(Directions):
Find all lines in the listing that include the word "Coquimbo", then copy them.

==== Input data

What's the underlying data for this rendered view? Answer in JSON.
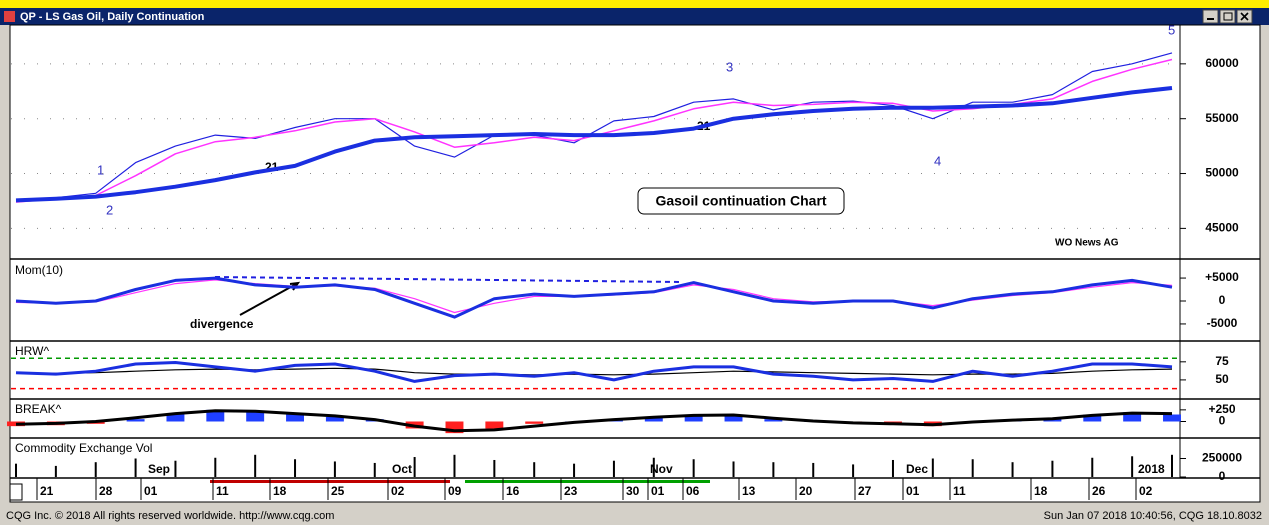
{
  "window": {
    "title": "QP - LS Gas Oil, Daily Continuation"
  },
  "chart_data": [
    {
      "type": "line",
      "ylim": [
        42300,
        63450
      ],
      "yticks": [
        45000,
        50000,
        55000,
        60000
      ],
      "grid": true,
      "series": [
        {
          "color": "#2020e0",
          "width": 1.2,
          "values": [
            47500,
            47800,
            48200,
            51000,
            52500,
            53500,
            53200,
            54200,
            55000,
            55000,
            52500,
            51500,
            53500,
            53500,
            52800,
            54800,
            55200,
            56500,
            56800,
            55800,
            56500,
            56600,
            56200,
            55000,
            56500,
            56500,
            57200,
            59300,
            60000,
            61000
          ]
        },
        {
          "color": "#ff33ff",
          "width": 1.5,
          "values": [
            47400,
            47700,
            48000,
            49800,
            51800,
            52900,
            53300,
            53900,
            54700,
            55000,
            53800,
            52400,
            52800,
            53300,
            53000,
            53900,
            54800,
            55900,
            56500,
            56200,
            56300,
            56500,
            56400,
            55700,
            55900,
            56300,
            56800,
            58400,
            59500,
            60400
          ]
        },
        {
          "color": "#1a2fe0",
          "width": 4,
          "values": [
            47550,
            47700,
            47900,
            48300,
            48800,
            49400,
            50100,
            50700,
            52000,
            53000,
            53300,
            53400,
            53500,
            53600,
            53500,
            53500,
            53700,
            54100,
            55000,
            55400,
            55700,
            55900,
            56000,
            56000,
            56100,
            56200,
            56400,
            56900,
            57400,
            57800
          ]
        }
      ]
    },
    {
      "type": "line",
      "title": "Mom(10)",
      "ylim": [
        -8500,
        8500
      ],
      "yticks": [
        {
          "value": 5000,
          "label": "+5000"
        },
        0,
        -5000
      ],
      "series": [
        {
          "color": "#ff33ff",
          "width": 1.2,
          "values": [
            -300,
            -500,
            -200,
            1800,
            3800,
            4600,
            3800,
            3200,
            3300,
            2800,
            500,
            -2500,
            -500,
            1000,
            1000,
            1300,
            1800,
            3500,
            2500,
            500,
            -200,
            0,
            0,
            -1000,
            200,
            1200,
            1800,
            3000,
            4000,
            3400
          ]
        },
        {
          "color": "#1a2fe0",
          "width": 3,
          "values": [
            0,
            -500,
            0,
            2500,
            4500,
            5000,
            3500,
            3000,
            3500,
            2500,
            -500,
            -3500,
            500,
            1500,
            1000,
            1500,
            2000,
            4000,
            2000,
            0,
            -500,
            0,
            0,
            -1500,
            500,
            1500,
            2000,
            3500,
            4500,
            3000
          ]
        }
      ]
    },
    {
      "type": "line",
      "title": "HRW^",
      "ylim": [
        25,
        101
      ],
      "yticks": [
        75,
        50
      ],
      "reference_lines": [
        {
          "value": 80,
          "color": "#009900"
        },
        {
          "value": 38,
          "color": "#ff0000"
        }
      ],
      "series": [
        {
          "color": "#000000",
          "width": 1.2,
          "values": [
            60,
            59,
            60,
            62,
            64,
            65,
            64,
            65,
            66,
            65,
            60,
            58,
            58,
            57,
            58,
            57,
            58,
            60,
            62,
            61,
            60,
            59,
            58,
            57,
            58,
            58,
            59,
            62,
            64,
            65
          ]
        },
        {
          "color": "#1a2fe0",
          "width": 3,
          "values": [
            60,
            58,
            62,
            72,
            74,
            68,
            62,
            70,
            72,
            62,
            48,
            56,
            58,
            55,
            60,
            50,
            62,
            68,
            68,
            58,
            55,
            50,
            52,
            48,
            62,
            55,
            62,
            72,
            72,
            68
          ]
        }
      ]
    },
    {
      "type": "bar",
      "title": "BREAK^",
      "ylim": [
        -333,
        440
      ],
      "yticks": [
        {
          "value": 250,
          "label": "+250"
        },
        0
      ],
      "series": [
        {
          "color": "#1f3fff",
          "negative_color": "#ff2020",
          "values": [
            -100,
            -80,
            -50,
            50,
            150,
            250,
            200,
            150,
            100,
            50,
            -150,
            -250,
            -150,
            -50,
            0,
            50,
            100,
            150,
            150,
            50,
            0,
            -50,
            -50,
            -100,
            0,
            50,
            50,
            150,
            200,
            150
          ]
        },
        {
          "style": "line",
          "color": "#000000",
          "width": 3,
          "values": [
            -60,
            -40,
            0,
            80,
            170,
            230,
            220,
            170,
            120,
            40,
            -100,
            -200,
            -180,
            -100,
            -20,
            40,
            90,
            130,
            140,
            70,
            10,
            -30,
            -50,
            -70,
            -10,
            30,
            60,
            130,
            180,
            170
          ]
        }
      ]
    },
    {
      "type": "bar",
      "title": "Commodity Exchange Vol",
      "ylim": [
        0,
        500000
      ],
      "yticks": [
        250000,
        0
      ],
      "series": [
        {
          "color": "#000000",
          "width": 2,
          "values": [
            180000,
            150000,
            200000,
            250000,
            220000,
            260000,
            300000,
            240000,
            210000,
            190000,
            270000,
            300000,
            230000,
            200000,
            180000,
            220000,
            260000,
            240000,
            210000,
            200000,
            190000,
            170000,
            230000,
            250000,
            240000,
            200000,
            220000,
            260000,
            280000,
            300000
          ]
        }
      ]
    }
  ],
  "annotations": {
    "ma_label_1": "21",
    "ma_label_2": "21",
    "box": "Gasoil continuation Chart",
    "source": "WO News AG",
    "divergence": "divergence",
    "wave_1": "1",
    "wave_2": "2",
    "wave_3": "3",
    "wave_4": "4",
    "wave_5": "5"
  },
  "x_axis": {
    "labels": [
      "21",
      "28",
      "01",
      "11",
      "18",
      "25",
      "02",
      "09",
      "16",
      "23",
      "30",
      "01",
      "06",
      "13",
      "20",
      "27",
      "01",
      "11",
      "18",
      "26",
      "02"
    ],
    "months": [
      "Sep",
      "Oct",
      "Nov",
      "Dec",
      "2018"
    ]
  },
  "footer": {
    "left": "CQG Inc. © 2018 All rights reserved worldwide. http://www.cqg.com",
    "right": "Sun Jan 07 2018 10:40:56, CQG 18.10.8032"
  }
}
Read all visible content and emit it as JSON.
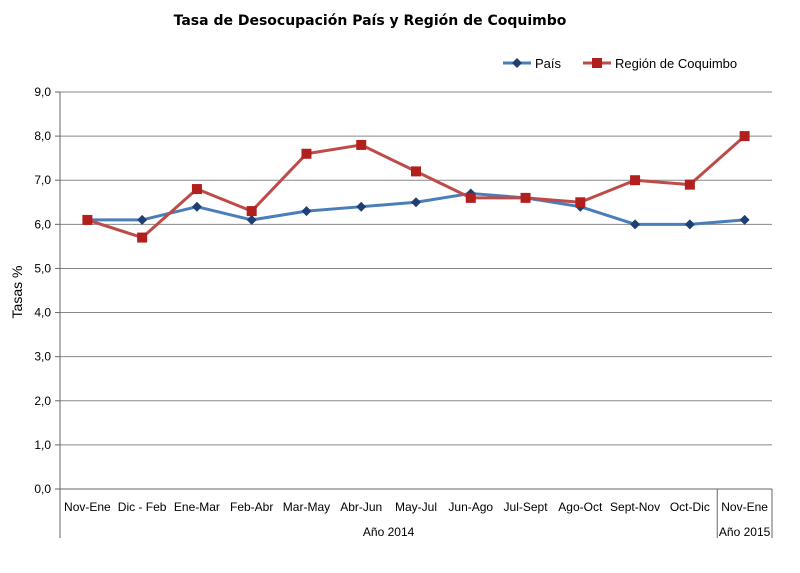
{
  "chart_data": {
    "type": "line",
    "title": "Tasa de Desocupación País y Región de Coquimbo",
    "ylabel": "Tasas %",
    "ylim": [
      0,
      9
    ],
    "yticks": [
      "0,0",
      "1,0",
      "2,0",
      "3,0",
      "4,0",
      "5,0",
      "6,0",
      "7,0",
      "8,0",
      "9,0"
    ],
    "grid": true,
    "legend_position": "top-right",
    "categories": [
      "Nov-Ene",
      "Dic - Feb",
      "Ene-Mar",
      "Feb-Abr",
      "Mar-May",
      "Abr-Jun",
      "May-Jul",
      "Jun-Ago",
      "Jul-Sept",
      "Ago-Oct",
      "Sept-Nov",
      "Oct-Dic",
      "Nov-Ene"
    ],
    "groups": [
      {
        "label": "Año 2014",
        "count": 12
      },
      {
        "label": "Año 2015",
        "count": 1
      }
    ],
    "series": [
      {
        "name": "País",
        "color": "#4a7ebb",
        "marker": "diamond",
        "values": [
          6.1,
          6.1,
          6.4,
          6.1,
          6.3,
          6.4,
          6.5,
          6.7,
          6.6,
          6.4,
          6.0,
          6.0,
          6.1
        ]
      },
      {
        "name": "Región de Coquimbo",
        "color": "#be4b48",
        "marker": "square",
        "values": [
          6.1,
          5.7,
          6.8,
          6.3,
          7.6,
          7.8,
          7.2,
          6.6,
          6.6,
          6.5,
          7.0,
          6.9,
          8.0
        ]
      }
    ]
  }
}
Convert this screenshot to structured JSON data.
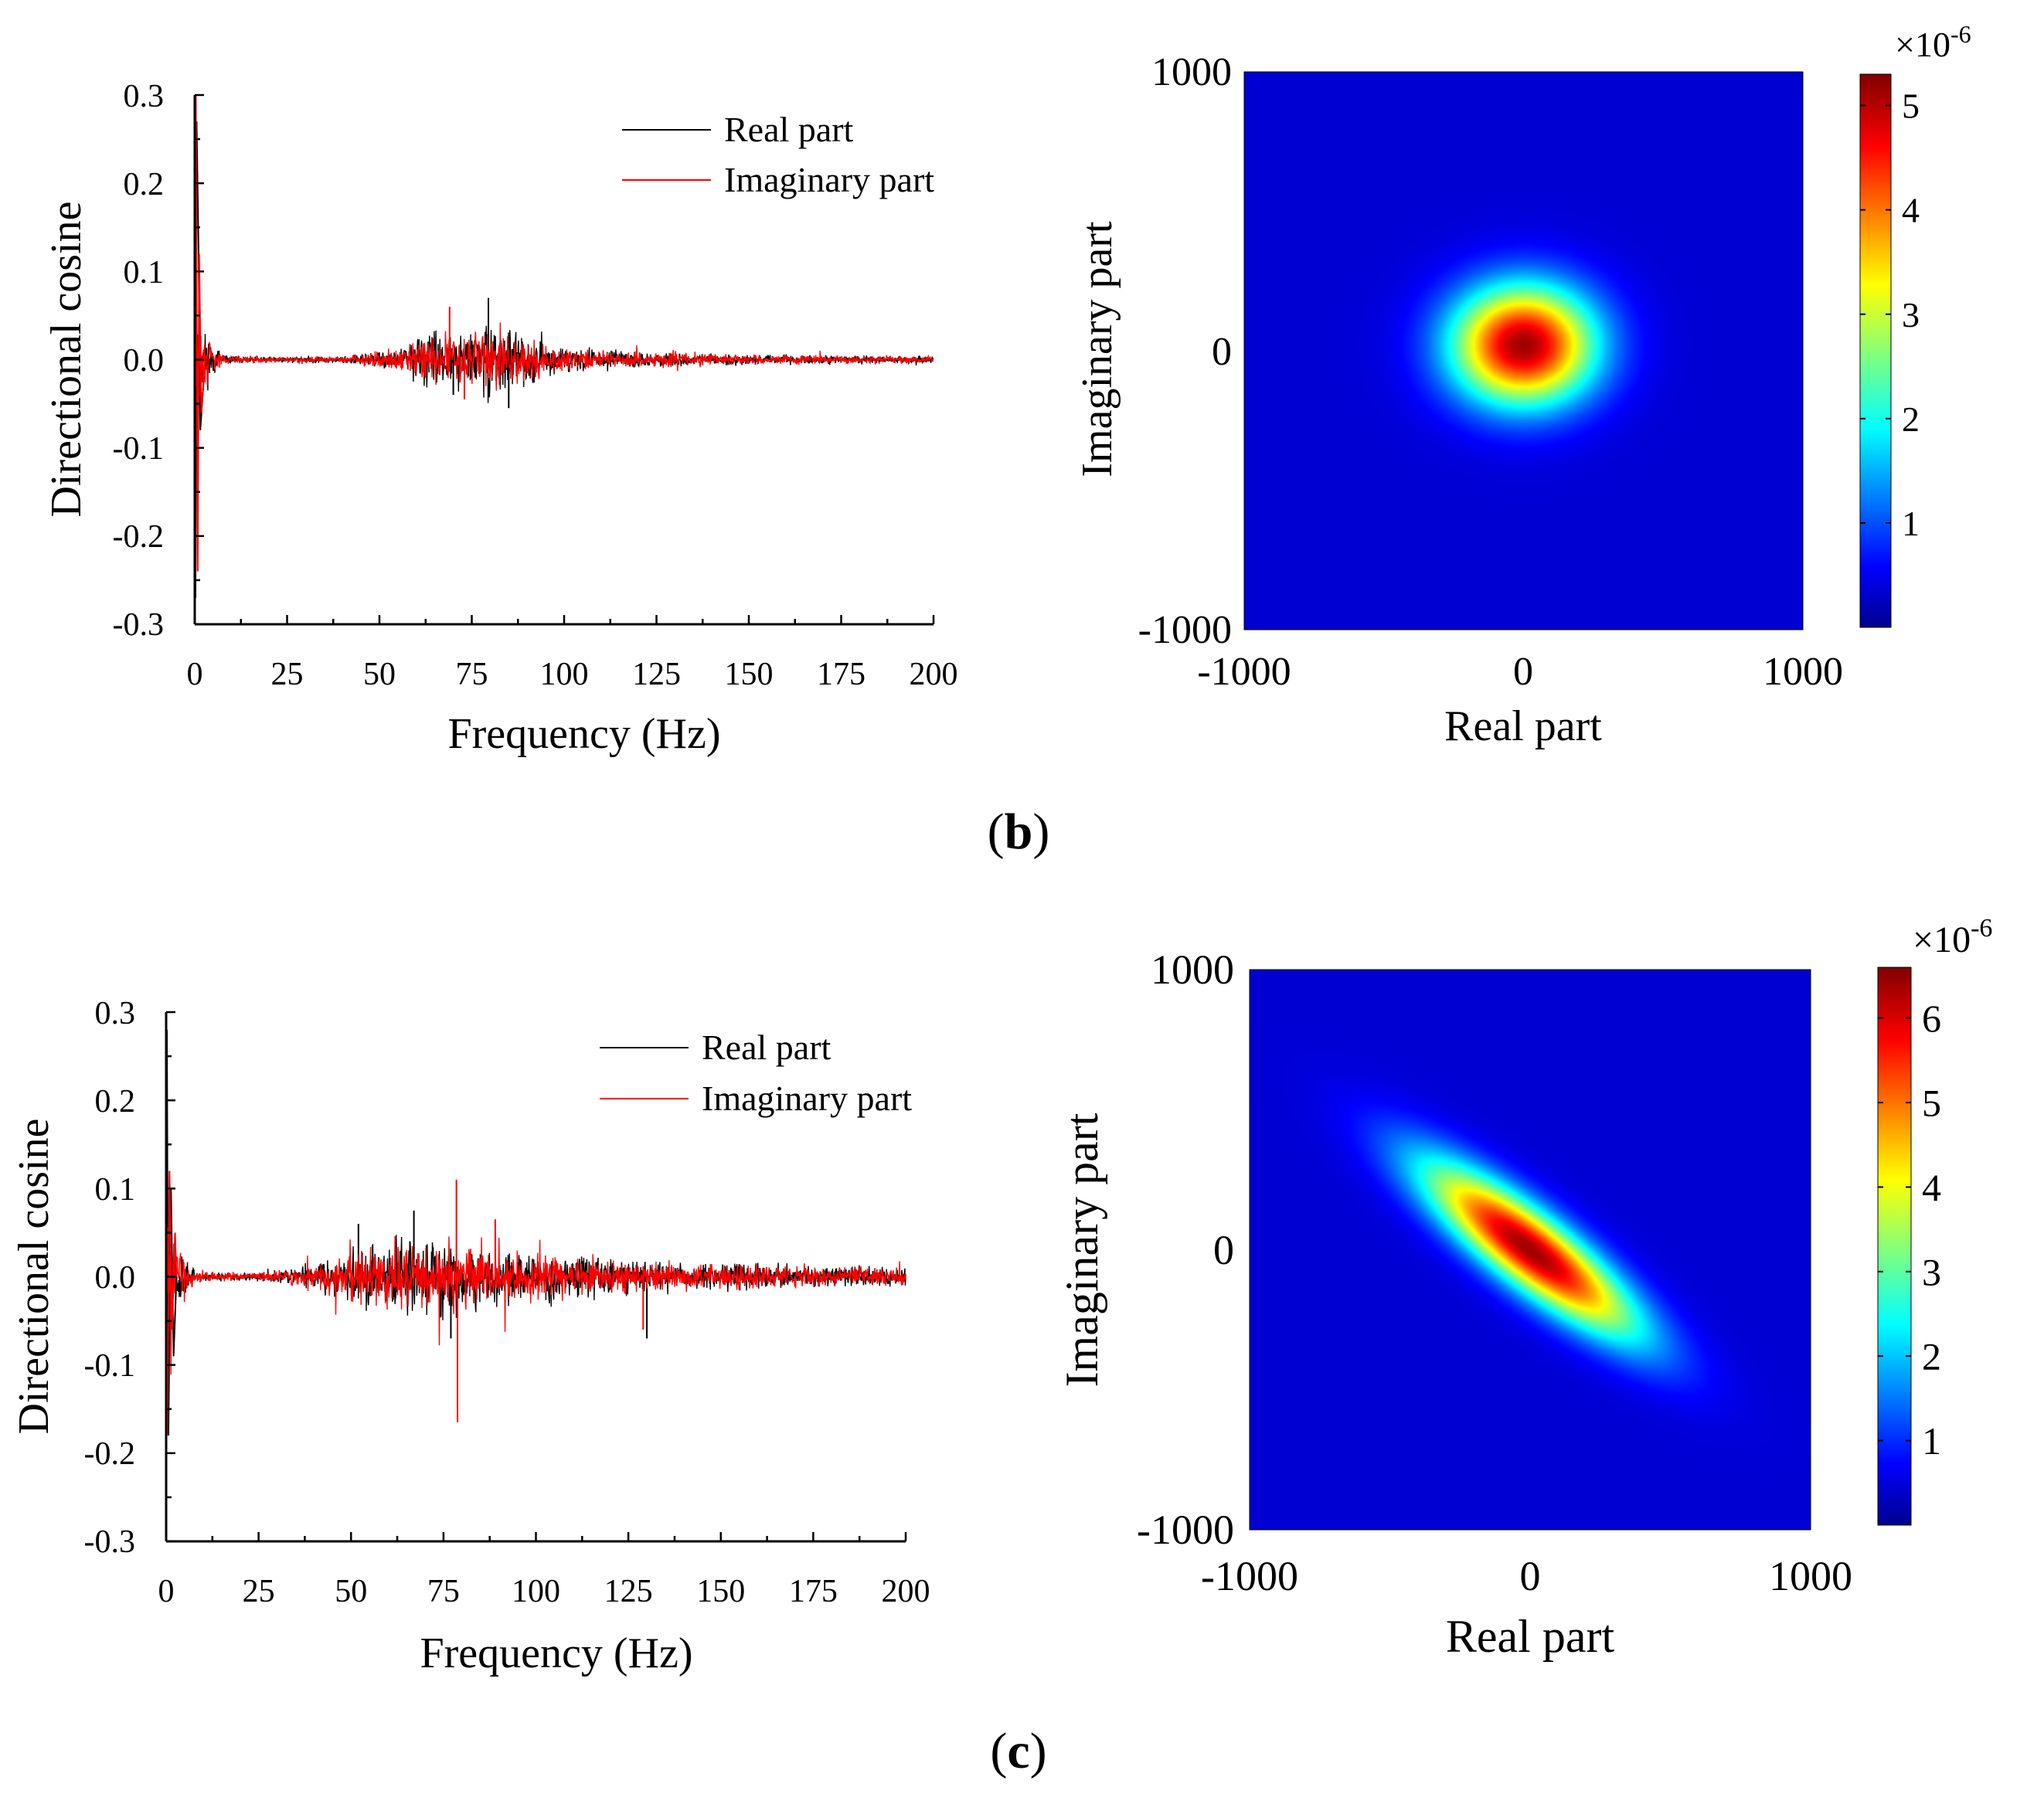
{
  "panel_labels": [
    {
      "open": "(",
      "letter": "b",
      "close": ")"
    },
    {
      "open": "(",
      "letter": "c",
      "close": ")"
    }
  ],
  "chart_data": [
    {
      "id": "b-left",
      "type": "line",
      "title": "",
      "xlabel": "Frequency (Hz)",
      "ylabel": "Directional cosine",
      "xlim": [
        0,
        200
      ],
      "ylim": [
        -0.3,
        0.3
      ],
      "xticks": [
        "0",
        "25",
        "50",
        "75",
        "100",
        "125",
        "150",
        "175",
        "200"
      ],
      "yticks": [
        "0.3",
        "0.2",
        "0.1",
        "0.0",
        "-0.1",
        "-0.2",
        "-0.3"
      ],
      "legend_position": "top-right",
      "series": [
        {
          "name": "Real part",
          "color": "#000000",
          "seed": 11,
          "spike": [
            {
              "x": 0.2,
              "y": -0.27
            },
            {
              "x": 0.5,
              "y": 0.27
            },
            {
              "x": 1.0,
              "y": 0.13
            },
            {
              "x": 1.5,
              "y": -0.08
            }
          ],
          "envelope": [
            [
              0,
              0.06
            ],
            [
              3,
              0.03
            ],
            [
              8,
              0.004
            ],
            [
              25,
              0.003
            ],
            [
              40,
              0.004
            ],
            [
              55,
              0.012
            ],
            [
              62,
              0.03
            ],
            [
              75,
              0.03
            ],
            [
              80,
              0.04
            ],
            [
              85,
              0.035
            ],
            [
              95,
              0.015
            ],
            [
              110,
              0.01
            ],
            [
              125,
              0.008
            ],
            [
              140,
              0.006
            ],
            [
              160,
              0.005
            ],
            [
              200,
              0.004
            ]
          ],
          "peaks": [
            {
              "x": 79.5,
              "y": 0.07
            },
            {
              "x": 85,
              "y": -0.055
            },
            {
              "x": 70,
              "y": -0.04
            }
          ]
        },
        {
          "name": "Imaginary part",
          "color": "#ff0000",
          "seed": 29,
          "spike": [
            {
              "x": 0.3,
              "y": 0.3
            },
            {
              "x": 0.8,
              "y": -0.24
            },
            {
              "x": 1.2,
              "y": 0.12
            },
            {
              "x": 1.8,
              "y": -0.06
            }
          ],
          "envelope": [
            [
              0,
              0.06
            ],
            [
              3,
              0.03
            ],
            [
              8,
              0.004
            ],
            [
              25,
              0.003
            ],
            [
              40,
              0.004
            ],
            [
              55,
              0.012
            ],
            [
              62,
              0.03
            ],
            [
              75,
              0.03
            ],
            [
              80,
              0.035
            ],
            [
              85,
              0.03
            ],
            [
              95,
              0.015
            ],
            [
              110,
              0.01
            ],
            [
              125,
              0.008
            ],
            [
              130,
              0.012
            ],
            [
              140,
              0.006
            ],
            [
              160,
              0.005
            ],
            [
              200,
              0.004
            ]
          ],
          "peaks": [
            {
              "x": 69,
              "y": 0.06
            },
            {
              "x": 73,
              "y": -0.045
            }
          ]
        }
      ]
    },
    {
      "id": "b-right",
      "type": "heatmap",
      "title": "",
      "xlabel": "Real part",
      "ylabel": "Imaginary part",
      "xlim": [
        -1000,
        1000
      ],
      "ylim": [
        -1000,
        1000
      ],
      "xticks": [
        "-1000",
        "0",
        "1000"
      ],
      "yticks": [
        "1000",
        "0",
        "-1000"
      ],
      "colorbar": {
        "min": 0,
        "max": 5.3,
        "ticks": [
          "1",
          "2",
          "3",
          "4",
          "5"
        ],
        "exponent_label": "×10",
        "exponent": "-6"
      },
      "gaussian": {
        "center_x": 0,
        "center_y": 20,
        "sigma_major": 180,
        "sigma_minor": 150,
        "angle_deg": 0,
        "peak": 5.3
      }
    },
    {
      "id": "c-left",
      "type": "line",
      "title": "",
      "xlabel": "Frequency (Hz)",
      "ylabel": "Directional cosine",
      "xlim": [
        0,
        200
      ],
      "ylim": [
        -0.3,
        0.3
      ],
      "xticks": [
        "0",
        "25",
        "50",
        "75",
        "100",
        "125",
        "150",
        "175",
        "200"
      ],
      "yticks": [
        "0.3",
        "0.2",
        "0.1",
        "0.0",
        "-0.1",
        "-0.2",
        "-0.3"
      ],
      "legend_position": "top-right",
      "series": [
        {
          "name": "Real part",
          "color": "#000000",
          "seed": 47,
          "spike": [
            {
              "x": 0.2,
              "y": 0.28
            },
            {
              "x": 0.6,
              "y": -0.18
            },
            {
              "x": 1.3,
              "y": 0.1
            },
            {
              "x": 2.0,
              "y": -0.09
            }
          ],
          "envelope": [
            [
              0,
              0.06
            ],
            [
              3,
              0.04
            ],
            [
              8,
              0.006
            ],
            [
              20,
              0.004
            ],
            [
              30,
              0.006
            ],
            [
              45,
              0.02
            ],
            [
              55,
              0.035
            ],
            [
              70,
              0.04
            ],
            [
              85,
              0.035
            ],
            [
              100,
              0.025
            ],
            [
              120,
              0.02
            ],
            [
              140,
              0.015
            ],
            [
              160,
              0.014
            ],
            [
              180,
              0.012
            ],
            [
              200,
              0.01
            ]
          ],
          "peaks": [
            {
              "x": 67,
              "y": 0.075
            },
            {
              "x": 52,
              "y": 0.06
            },
            {
              "x": 77,
              "y": -0.07
            },
            {
              "x": 130,
              "y": -0.07
            }
          ]
        },
        {
          "name": "Imaginary part",
          "color": "#ff0000",
          "seed": 83,
          "spike": [
            {
              "x": 0.3,
              "y": -0.18
            },
            {
              "x": 0.9,
              "y": 0.12
            },
            {
              "x": 1.6,
              "y": -0.06
            },
            {
              "x": 2.4,
              "y": 0.05
            }
          ],
          "envelope": [
            [
              0,
              0.06
            ],
            [
              3,
              0.04
            ],
            [
              8,
              0.006
            ],
            [
              20,
              0.004
            ],
            [
              30,
              0.006
            ],
            [
              45,
              0.02
            ],
            [
              55,
              0.035
            ],
            [
              70,
              0.04
            ],
            [
              85,
              0.035
            ],
            [
              100,
              0.025
            ],
            [
              120,
              0.02
            ],
            [
              140,
              0.015
            ],
            [
              160,
              0.014
            ],
            [
              180,
              0.012
            ],
            [
              200,
              0.01
            ]
          ],
          "peaks": [
            {
              "x": 78.5,
              "y": 0.11
            },
            {
              "x": 78.8,
              "y": -0.165
            },
            {
              "x": 89,
              "y": 0.065
            },
            {
              "x": 129,
              "y": -0.06
            }
          ]
        }
      ]
    },
    {
      "id": "c-right",
      "type": "heatmap",
      "title": "",
      "xlabel": "Real part",
      "ylabel": "Imaginary part",
      "xlim": [
        -1000,
        1000
      ],
      "ylim": [
        -1000,
        1000
      ],
      "xticks": [
        "-1000",
        "0",
        "1000"
      ],
      "yticks": [
        "1000",
        "0",
        "-1000"
      ],
      "colorbar": {
        "min": 0,
        "max": 6.6,
        "ticks": [
          "1",
          "2",
          "3",
          "4",
          "5",
          "6"
        ],
        "exponent_label": "×10",
        "exponent": "-6"
      },
      "gaussian": {
        "center_x": 0,
        "center_y": 0,
        "sigma_major": 330,
        "sigma_minor": 90,
        "angle_deg": -38,
        "peak": 6.6
      }
    }
  ]
}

========

(Completed task):
    "title": "Tasa de Desocupación País y Región de Coquimbo",
        "name": "Región de Coquimbo",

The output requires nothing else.